### Given entries
::::::::::

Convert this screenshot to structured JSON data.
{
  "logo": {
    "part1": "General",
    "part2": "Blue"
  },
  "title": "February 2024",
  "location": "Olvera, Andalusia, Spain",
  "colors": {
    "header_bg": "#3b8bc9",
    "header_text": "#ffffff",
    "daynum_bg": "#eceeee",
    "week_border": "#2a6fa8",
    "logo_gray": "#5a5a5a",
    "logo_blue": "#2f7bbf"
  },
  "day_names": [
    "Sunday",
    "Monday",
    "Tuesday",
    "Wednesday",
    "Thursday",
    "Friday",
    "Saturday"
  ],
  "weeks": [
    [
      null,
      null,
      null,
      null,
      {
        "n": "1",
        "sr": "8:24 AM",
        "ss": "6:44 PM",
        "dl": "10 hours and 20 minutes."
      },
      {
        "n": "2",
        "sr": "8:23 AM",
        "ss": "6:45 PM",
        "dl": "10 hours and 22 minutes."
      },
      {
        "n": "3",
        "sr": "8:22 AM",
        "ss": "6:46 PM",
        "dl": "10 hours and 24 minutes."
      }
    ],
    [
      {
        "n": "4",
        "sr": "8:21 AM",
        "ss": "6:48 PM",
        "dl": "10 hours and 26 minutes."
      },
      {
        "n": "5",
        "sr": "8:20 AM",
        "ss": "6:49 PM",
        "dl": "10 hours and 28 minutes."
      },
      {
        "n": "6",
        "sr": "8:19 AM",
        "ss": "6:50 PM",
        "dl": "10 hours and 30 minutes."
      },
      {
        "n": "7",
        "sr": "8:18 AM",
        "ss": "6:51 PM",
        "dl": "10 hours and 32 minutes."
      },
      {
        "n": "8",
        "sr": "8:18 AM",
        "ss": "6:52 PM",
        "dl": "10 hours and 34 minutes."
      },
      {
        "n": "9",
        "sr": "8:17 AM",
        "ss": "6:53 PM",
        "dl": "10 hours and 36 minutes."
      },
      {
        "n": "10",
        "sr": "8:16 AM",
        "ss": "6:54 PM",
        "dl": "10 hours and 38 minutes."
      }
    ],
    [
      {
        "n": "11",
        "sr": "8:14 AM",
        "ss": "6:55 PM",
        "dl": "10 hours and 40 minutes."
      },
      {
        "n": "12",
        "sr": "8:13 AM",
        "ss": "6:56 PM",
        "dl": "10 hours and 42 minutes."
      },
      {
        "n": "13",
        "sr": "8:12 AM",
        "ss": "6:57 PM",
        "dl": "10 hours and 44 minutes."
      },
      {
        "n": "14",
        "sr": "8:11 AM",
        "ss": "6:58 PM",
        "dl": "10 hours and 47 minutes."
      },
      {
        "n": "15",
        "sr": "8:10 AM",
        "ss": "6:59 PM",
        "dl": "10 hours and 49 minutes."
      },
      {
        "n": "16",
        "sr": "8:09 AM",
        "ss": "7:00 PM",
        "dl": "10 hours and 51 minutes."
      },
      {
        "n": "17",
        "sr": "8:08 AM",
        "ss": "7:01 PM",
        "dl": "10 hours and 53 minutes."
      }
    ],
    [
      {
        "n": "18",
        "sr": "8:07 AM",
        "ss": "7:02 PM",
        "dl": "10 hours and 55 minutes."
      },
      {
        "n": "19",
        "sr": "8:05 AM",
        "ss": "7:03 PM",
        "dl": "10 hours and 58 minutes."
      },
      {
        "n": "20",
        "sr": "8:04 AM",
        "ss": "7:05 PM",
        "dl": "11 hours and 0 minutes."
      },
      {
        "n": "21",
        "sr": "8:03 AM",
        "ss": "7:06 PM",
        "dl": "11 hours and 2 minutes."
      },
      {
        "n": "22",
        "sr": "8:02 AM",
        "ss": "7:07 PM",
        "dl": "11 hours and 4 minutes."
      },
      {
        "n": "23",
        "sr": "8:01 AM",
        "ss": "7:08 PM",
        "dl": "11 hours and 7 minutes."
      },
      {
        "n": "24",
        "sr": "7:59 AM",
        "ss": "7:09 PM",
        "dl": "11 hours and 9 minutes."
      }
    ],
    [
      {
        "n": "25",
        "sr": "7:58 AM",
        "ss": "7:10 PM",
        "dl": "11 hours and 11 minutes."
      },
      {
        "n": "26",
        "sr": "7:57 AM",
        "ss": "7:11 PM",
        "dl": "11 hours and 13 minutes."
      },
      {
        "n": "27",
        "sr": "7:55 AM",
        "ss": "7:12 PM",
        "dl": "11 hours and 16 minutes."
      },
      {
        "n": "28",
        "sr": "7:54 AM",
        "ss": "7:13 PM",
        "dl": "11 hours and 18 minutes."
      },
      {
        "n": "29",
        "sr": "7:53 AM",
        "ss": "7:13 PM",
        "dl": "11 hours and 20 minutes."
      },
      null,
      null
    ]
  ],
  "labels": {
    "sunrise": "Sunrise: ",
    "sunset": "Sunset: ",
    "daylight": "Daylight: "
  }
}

::::::::::

### Stated goal
Your task is to print the whole listing again exactly.

### Written answer
Convert this screenshot to structured JSON data.
{
  "logo": {
    "part1": "General",
    "part2": "Blue"
  },
  "title": "February 2024",
  "location": "Olvera, Andalusia, Spain",
  "colors": {
    "header_bg": "#3b8bc9",
    "header_text": "#ffffff",
    "daynum_bg": "#eceeee",
    "week_border": "#2a6fa8",
    "logo_gray": "#5a5a5a",
    "logo_blue": "#2f7bbf"
  },
  "day_names": [
    "Sunday",
    "Monday",
    "Tuesday",
    "Wednesday",
    "Thursday",
    "Friday",
    "Saturday"
  ],
  "weeks": [
    [
      null,
      null,
      null,
      null,
      {
        "n": "1",
        "sr": "8:24 AM",
        "ss": "6:44 PM",
        "dl": "10 hours and 20 minutes."
      },
      {
        "n": "2",
        "sr": "8:23 AM",
        "ss": "6:45 PM",
        "dl": "10 hours and 22 minutes."
      },
      {
        "n": "3",
        "sr": "8:22 AM",
        "ss": "6:46 PM",
        "dl": "10 hours and 24 minutes."
      }
    ],
    [
      {
        "n": "4",
        "sr": "8:21 AM",
        "ss": "6:48 PM",
        "dl": "10 hours and 26 minutes."
      },
      {
        "n": "5",
        "sr": "8:20 AM",
        "ss": "6:49 PM",
        "dl": "10 hours and 28 minutes."
      },
      {
        "n": "6",
        "sr": "8:19 AM",
        "ss": "6:50 PM",
        "dl": "10 hours and 30 minutes."
      },
      {
        "n": "7",
        "sr": "8:18 AM",
        "ss": "6:51 PM",
        "dl": "10 hours and 32 minutes."
      },
      {
        "n": "8",
        "sr": "8:18 AM",
        "ss": "6:52 PM",
        "dl": "10 hours and 34 minutes."
      },
      {
        "n": "9",
        "sr": "8:17 AM",
        "ss": "6:53 PM",
        "dl": "10 hours and 36 minutes."
      },
      {
        "n": "10",
        "sr": "8:16 AM",
        "ss": "6:54 PM",
        "dl": "10 hours and 38 minutes."
      }
    ],
    [
      {
        "n": "11",
        "sr": "8:14 AM",
        "ss": "6:55 PM",
        "dl": "10 hours and 40 minutes."
      },
      {
        "n": "12",
        "sr": "8:13 AM",
        "ss": "6:56 PM",
        "dl": "10 hours and 42 minutes."
      },
      {
        "n": "13",
        "sr": "8:12 AM",
        "ss": "6:57 PM",
        "dl": "10 hours and 44 minutes."
      },
      {
        "n": "14",
        "sr": "8:11 AM",
        "ss": "6:58 PM",
        "dl": "10 hours and 47 minutes."
      },
      {
        "n": "15",
        "sr": "8:10 AM",
        "ss": "6:59 PM",
        "dl": "10 hours and 49 minutes."
      },
      {
        "n": "16",
        "sr": "8:09 AM",
        "ss": "7:00 PM",
        "dl": "10 hours and 51 minutes."
      },
      {
        "n": "17",
        "sr": "8:08 AM",
        "ss": "7:01 PM",
        "dl": "10 hours and 53 minutes."
      }
    ],
    [
      {
        "n": "18",
        "sr": "8:07 AM",
        "ss": "7:02 PM",
        "dl": "10 hours and 55 minutes."
      },
      {
        "n": "19",
        "sr": "8:05 AM",
        "ss": "7:03 PM",
        "dl": "10 hours and 58 minutes."
      },
      {
        "n": "20",
        "sr": "8:04 AM",
        "ss": "7:05 PM",
        "dl": "11 hours and 0 minutes."
      },
      {
        "n": "21",
        "sr": "8:03 AM",
        "ss": "7:06 PM",
        "dl": "11 hours and 2 minutes."
      },
      {
        "n": "22",
        "sr": "8:02 AM",
        "ss": "7:07 PM",
        "dl": "11 hours and 4 minutes."
      },
      {
        "n": "23",
        "sr": "8:01 AM",
        "ss": "7:08 PM",
        "dl": "11 hours and 7 minutes."
      },
      {
        "n": "24",
        "sr": "7:59 AM",
        "ss": "7:09 PM",
        "dl": "11 hours and 9 minutes."
      }
    ],
    [
      {
        "n": "25",
        "sr": "7:58 AM",
        "ss": "7:10 PM",
        "dl": "11 hours and 11 minutes."
      },
      {
        "n": "26",
        "sr": "7:57 AM",
        "ss": "7:11 PM",
        "dl": "11 hours and 13 minutes."
      },
      {
        "n": "27",
        "sr": "7:55 AM",
        "ss": "7:12 PM",
        "dl": "11 hours and 16 minutes."
      },
      {
        "n": "28",
        "sr": "7:54 AM",
        "ss": "7:13 PM",
        "dl": "11 hours and 18 minutes."
      },
      {
        "n": "29",
        "sr": "7:53 AM",
        "ss": "7:13 PM",
        "dl": "11 hours and 20 minutes."
      },
      null,
      null
    ]
  ],
  "labels": {
    "sunrise": "Sunrise: ",
    "sunset": "Sunset: ",
    "daylight": "Daylight: "
  }
}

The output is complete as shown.